Everything in the listing should be restated word for word.
[Dataset rows start]
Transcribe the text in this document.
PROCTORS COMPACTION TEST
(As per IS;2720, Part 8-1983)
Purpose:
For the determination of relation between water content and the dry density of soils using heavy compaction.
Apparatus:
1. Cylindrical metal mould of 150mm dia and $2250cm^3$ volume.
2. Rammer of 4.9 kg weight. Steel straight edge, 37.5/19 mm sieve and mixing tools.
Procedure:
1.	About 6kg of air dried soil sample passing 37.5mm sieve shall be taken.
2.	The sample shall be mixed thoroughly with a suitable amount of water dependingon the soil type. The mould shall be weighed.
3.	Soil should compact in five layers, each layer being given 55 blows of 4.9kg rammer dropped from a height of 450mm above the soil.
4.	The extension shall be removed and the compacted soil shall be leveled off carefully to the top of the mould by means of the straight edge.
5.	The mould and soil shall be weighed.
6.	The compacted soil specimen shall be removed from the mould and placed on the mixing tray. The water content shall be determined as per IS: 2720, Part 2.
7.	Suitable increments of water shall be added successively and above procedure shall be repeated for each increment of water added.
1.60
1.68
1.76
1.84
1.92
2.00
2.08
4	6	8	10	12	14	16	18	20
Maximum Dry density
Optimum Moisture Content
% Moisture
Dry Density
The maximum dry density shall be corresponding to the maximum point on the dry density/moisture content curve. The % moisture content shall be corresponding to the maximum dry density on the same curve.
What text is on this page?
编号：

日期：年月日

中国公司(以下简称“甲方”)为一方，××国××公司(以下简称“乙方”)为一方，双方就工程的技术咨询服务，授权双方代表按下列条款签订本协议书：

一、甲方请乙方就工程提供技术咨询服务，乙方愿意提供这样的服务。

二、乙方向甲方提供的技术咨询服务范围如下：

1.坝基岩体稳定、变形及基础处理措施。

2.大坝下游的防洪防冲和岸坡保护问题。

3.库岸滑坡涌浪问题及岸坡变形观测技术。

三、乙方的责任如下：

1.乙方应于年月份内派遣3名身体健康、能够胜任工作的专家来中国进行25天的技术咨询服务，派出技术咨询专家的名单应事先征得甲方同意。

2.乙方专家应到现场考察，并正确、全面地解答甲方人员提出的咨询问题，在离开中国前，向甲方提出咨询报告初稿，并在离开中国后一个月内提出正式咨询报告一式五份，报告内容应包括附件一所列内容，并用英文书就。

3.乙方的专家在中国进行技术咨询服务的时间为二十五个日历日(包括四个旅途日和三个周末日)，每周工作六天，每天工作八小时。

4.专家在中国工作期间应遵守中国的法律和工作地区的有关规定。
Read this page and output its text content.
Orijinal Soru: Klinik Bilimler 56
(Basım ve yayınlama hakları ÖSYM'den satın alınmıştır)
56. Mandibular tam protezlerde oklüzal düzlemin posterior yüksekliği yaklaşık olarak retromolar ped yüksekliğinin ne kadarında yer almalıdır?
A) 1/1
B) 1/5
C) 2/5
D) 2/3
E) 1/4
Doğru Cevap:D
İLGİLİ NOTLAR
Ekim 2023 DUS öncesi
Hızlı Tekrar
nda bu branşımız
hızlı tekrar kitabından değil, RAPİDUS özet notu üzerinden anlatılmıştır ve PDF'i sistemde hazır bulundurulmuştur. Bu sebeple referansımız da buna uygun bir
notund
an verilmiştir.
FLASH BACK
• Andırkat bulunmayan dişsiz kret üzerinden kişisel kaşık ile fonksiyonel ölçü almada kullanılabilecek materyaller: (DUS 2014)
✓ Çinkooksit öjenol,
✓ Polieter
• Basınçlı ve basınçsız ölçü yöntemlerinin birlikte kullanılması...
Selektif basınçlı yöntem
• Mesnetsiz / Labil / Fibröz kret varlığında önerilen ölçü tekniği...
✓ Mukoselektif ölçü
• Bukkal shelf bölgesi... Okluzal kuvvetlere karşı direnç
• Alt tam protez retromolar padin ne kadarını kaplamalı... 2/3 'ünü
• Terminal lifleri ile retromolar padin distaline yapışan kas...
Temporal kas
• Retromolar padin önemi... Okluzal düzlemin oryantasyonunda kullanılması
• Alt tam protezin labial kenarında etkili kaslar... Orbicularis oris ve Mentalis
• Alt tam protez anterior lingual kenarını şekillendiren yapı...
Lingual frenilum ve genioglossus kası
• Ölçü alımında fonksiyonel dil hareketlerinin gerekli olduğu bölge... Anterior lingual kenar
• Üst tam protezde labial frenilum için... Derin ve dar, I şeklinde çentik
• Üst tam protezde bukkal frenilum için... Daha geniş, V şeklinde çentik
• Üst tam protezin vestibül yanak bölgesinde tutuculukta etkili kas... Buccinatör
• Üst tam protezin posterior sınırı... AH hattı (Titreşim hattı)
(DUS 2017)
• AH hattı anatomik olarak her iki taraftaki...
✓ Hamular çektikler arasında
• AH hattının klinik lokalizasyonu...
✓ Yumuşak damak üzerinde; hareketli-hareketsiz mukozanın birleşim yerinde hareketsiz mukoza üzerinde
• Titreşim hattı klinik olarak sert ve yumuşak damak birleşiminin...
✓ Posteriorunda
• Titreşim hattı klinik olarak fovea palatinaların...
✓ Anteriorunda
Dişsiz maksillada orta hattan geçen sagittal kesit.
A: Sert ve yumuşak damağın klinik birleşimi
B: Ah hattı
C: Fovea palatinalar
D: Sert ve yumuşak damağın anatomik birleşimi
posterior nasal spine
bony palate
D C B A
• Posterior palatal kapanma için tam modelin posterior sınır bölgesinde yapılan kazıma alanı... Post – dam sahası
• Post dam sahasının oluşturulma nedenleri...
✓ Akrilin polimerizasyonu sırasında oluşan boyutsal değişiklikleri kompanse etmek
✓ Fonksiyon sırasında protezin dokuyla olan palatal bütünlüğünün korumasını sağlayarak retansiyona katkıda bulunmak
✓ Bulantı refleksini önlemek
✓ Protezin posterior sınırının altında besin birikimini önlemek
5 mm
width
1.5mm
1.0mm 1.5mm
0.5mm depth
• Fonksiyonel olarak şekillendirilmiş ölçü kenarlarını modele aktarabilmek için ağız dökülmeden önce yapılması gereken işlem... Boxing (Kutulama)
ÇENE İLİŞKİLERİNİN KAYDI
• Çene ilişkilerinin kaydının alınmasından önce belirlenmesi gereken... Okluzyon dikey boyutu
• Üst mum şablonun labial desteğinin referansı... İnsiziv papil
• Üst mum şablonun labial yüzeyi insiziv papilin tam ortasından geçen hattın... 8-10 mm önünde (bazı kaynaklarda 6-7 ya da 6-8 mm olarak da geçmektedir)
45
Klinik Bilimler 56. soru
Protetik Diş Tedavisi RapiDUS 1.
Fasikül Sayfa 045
[Dataset rows end]
## Finished answer
Transcribe the text in this document.
PROCTORS COMPACTION TEST
(As per IS;2720, Part 8-1983)
Purpose:
For the determination of relation between water content and the dry density of soils using heavy compaction.
Apparatus:
1. Cylindrical metal mould of 150mm dia and $2250cm^3$ volume.
2. Rammer of 4.9 kg weight. Steel straight edge, 37.5/19 mm sieve and mixing tools.
Procedure:
1.	About 6kg of air dried soil sample passing 37.5mm sieve shall be taken.
2.	The sample shall be mixed thoroughly with a suitable amount of water dependingon the soil type. The mould shall be weighed.
3.	Soil should compact in five layers, each layer being given 55 blows of 4.9kg rammer dropped from a height of 450mm above the soil.
4.	The extension shall be removed and the compacted soil shall be leveled off carefully to the top of the mould by means of the straight edge.
5.	The mould and soil shall be weighed.
6.	The compacted soil specimen shall be removed from the mould and placed on the mixing tray. The water content shall be determined as per IS: 2720, Part 2.
7.	Suitable increments of water shall be added successively and above procedure shall be repeated for each increment of water added.
1.60
1.68
1.76
1.84
1.92
2.00
2.08
4	6	8	10	12	14	16	18	20
Maximum Dry density
Optimum Moisture Content
% Moisture
Dry Density
The maximum dry density shall be corresponding to the maximum point on the dry density/moisture content curve. The % moisture content shall be corresponding to the maximum dry density on the same curve.
What text is on this page?
编号：

日期：年月日

中国公司(以下简称“甲方”)为一方，××国××公司(以下简称“乙方”)为一方，双方就工程的技术咨询服务，授权双方代表按下列条款签订本协议书：

一、甲方请乙方就工程提供技术咨询服务，乙方愿意提供这样的服务。

二、乙方向甲方提供的技术咨询服务范围如下：

1.坝基岩体稳定、变形及基础处理措施。

2.大坝下游的防洪防冲和岸坡保护问题。

3.库岸滑坡涌浪问题及岸坡变形观测技术。

三、乙方的责任如下：

1.乙方应于年月份内派遣3名身体健康、能够胜任工作的专家来中国进行25天的技术咨询服务，派出技术咨询专家的名单应事先征得甲方同意。

2.乙方专家应到现场考察，并正确、全面地解答甲方人员提出的咨询问题，在离开中国前，向甲方提出咨询报告初稿，并在离开中国后一个月内提出正式咨询报告一式五份，报告内容应包括附件一所列内容，并用英文书就。

3.乙方的专家在中国进行技术咨询服务的时间为二十五个日历日(包括四个旅途日和三个周末日)，每周工作六天，每天工作八小时。

4.专家在中国工作期间应遵守中国的法律和工作地区的有关规定。
Read this page and output its text content.
Orijinal Soru: Klinik Bilimler 56
(Basım ve yayınlama hakları ÖSYM'den satın alınmıştır)
56. Mandibular tam protezlerde oklüzal düzlemin posterior yüksekliği yaklaşık olarak retromolar ped yüksekliğinin ne kadarında yer almalıdır?
A) 1/1
B) 1/5
C) 2/5
D) 2/3
E) 1/4
Doğru Cevap:D
İLGİLİ NOTLAR
Ekim 2023 DUS öncesi
Hızlı Tekrar
nda bu branşımız
hızlı tekrar kitabından değil, RAPİDUS özet notu üzerinden anlatılmıştır ve PDF'i sistemde hazır bulundurulmuştur. Bu sebeple referansımız da buna uygun bir
notund
an verilmiştir.
FLASH BACK
• Andırkat bulunmayan dişsiz kret üzerinden kişisel kaşık ile fonksiyonel ölçü almada kullanılabilecek materyaller: (DUS 2014)
✓ Çinkooksit öjenol,
✓ Polieter
• Basınçlı ve basınçsız ölçü yöntemlerinin birlikte kullanılması...
Selektif basınçlı yöntem
• Mesnetsiz / Labil / Fibröz kret varlığında önerilen ölçü tekniği...
✓ Mukoselektif ölçü
• Bukkal shelf bölgesi... Okluzal kuvvetlere karşı direnç
• Alt tam protez retromolar padin ne kadarını kaplamalı... 2/3 'ünü
• Terminal lifleri ile retromolar padin distaline yapışan kas...
Temporal kas
• Retromolar padin önemi... Okluzal düzlemin oryantasyonunda kullanılması
• Alt tam protezin labial kenarında etkili kaslar... Orbicularis oris ve Mentalis
• Alt tam protez anterior lingual kenarını şekillendiren yapı...
Lingual frenilum ve genioglossus kası
• Ölçü alımında fonksiyonel dil hareketlerinin gerekli olduğu bölge... Anterior lingual kenar
• Üst tam protezde labial frenilum için... Derin ve dar, I şeklinde çentik
• Üst tam protezde bukkal frenilum için... Daha geniş, V şeklinde çentik
• Üst tam protezin vestibül yanak bölgesinde tutuculukta etkili kas... Buccinatör
• Üst tam protezin posterior sınırı... AH hattı (Titreşim hattı)
(DUS 2017)
• AH hattı anatomik olarak her iki taraftaki...
✓ Hamular çektikler arasında
• AH hattının klinik lokalizasyonu...
✓ Yumuşak damak üzerinde; hareketli-hareketsiz mukozanın birleşim yerinde hareketsiz mukoza üzerinde
• Titreşim hattı klinik olarak sert ve yumuşak damak birleşiminin...
✓ Posteriorunda
• Titreşim hattı klinik olarak fovea palatinaların...
✓ Anteriorunda
Dişsiz maksillada orta hattan geçen sagittal kesit.
A: Sert ve yumuşak damağın klinik birleşimi
B: Ah hattı
C: Fovea palatinalar
D: Sert ve yumuşak damağın anatomik birleşimi
posterior nasal spine
bony palate
D C B A
• Posterior palatal kapanma için tam modelin posterior sınır bölgesinde yapılan kazıma alanı... Post – dam sahası
• Post dam sahasının oluşturulma nedenleri...
✓ Akrilin polimerizasyonu sırasında oluşan boyutsal değişiklikleri kompanse etmek
✓ Fonksiyon sırasında protezin dokuyla olan palatal bütünlüğünün korumasını sağlayarak retansiyona katkıda bulunmak
✓ Bulantı refleksini önlemek
✓ Protezin posterior sınırının altında besin birikimini önlemek
5 mm
width
1.5mm
1.0mm 1.5mm
0.5mm depth
• Fonksiyonel olarak şekillendirilmiş ölçü kenarlarını modele aktarabilmek için ağız dökülmeden önce yapılması gereken işlem... Boxing (Kutulama)
ÇENE İLİŞKİLERİNİN KAYDI
• Çene ilişkilerinin kaydının alınmasından önce belirlenmesi gereken... Okluzyon dikey boyutu
• Üst mum şablonun labial desteğinin referansı... İnsiziv papil
• Üst mum şablonun labial yüzeyi insiziv papilin tam ortasından geçen hattın... 8-10 mm önünde (bazı kaynaklarda 6-7 ya da 6-8 mm olarak da geçmektedir)
45
Klinik Bilimler 56. soru
Protetik Diş Tedavisi RapiDUS 1.
Fasikül Sayfa 045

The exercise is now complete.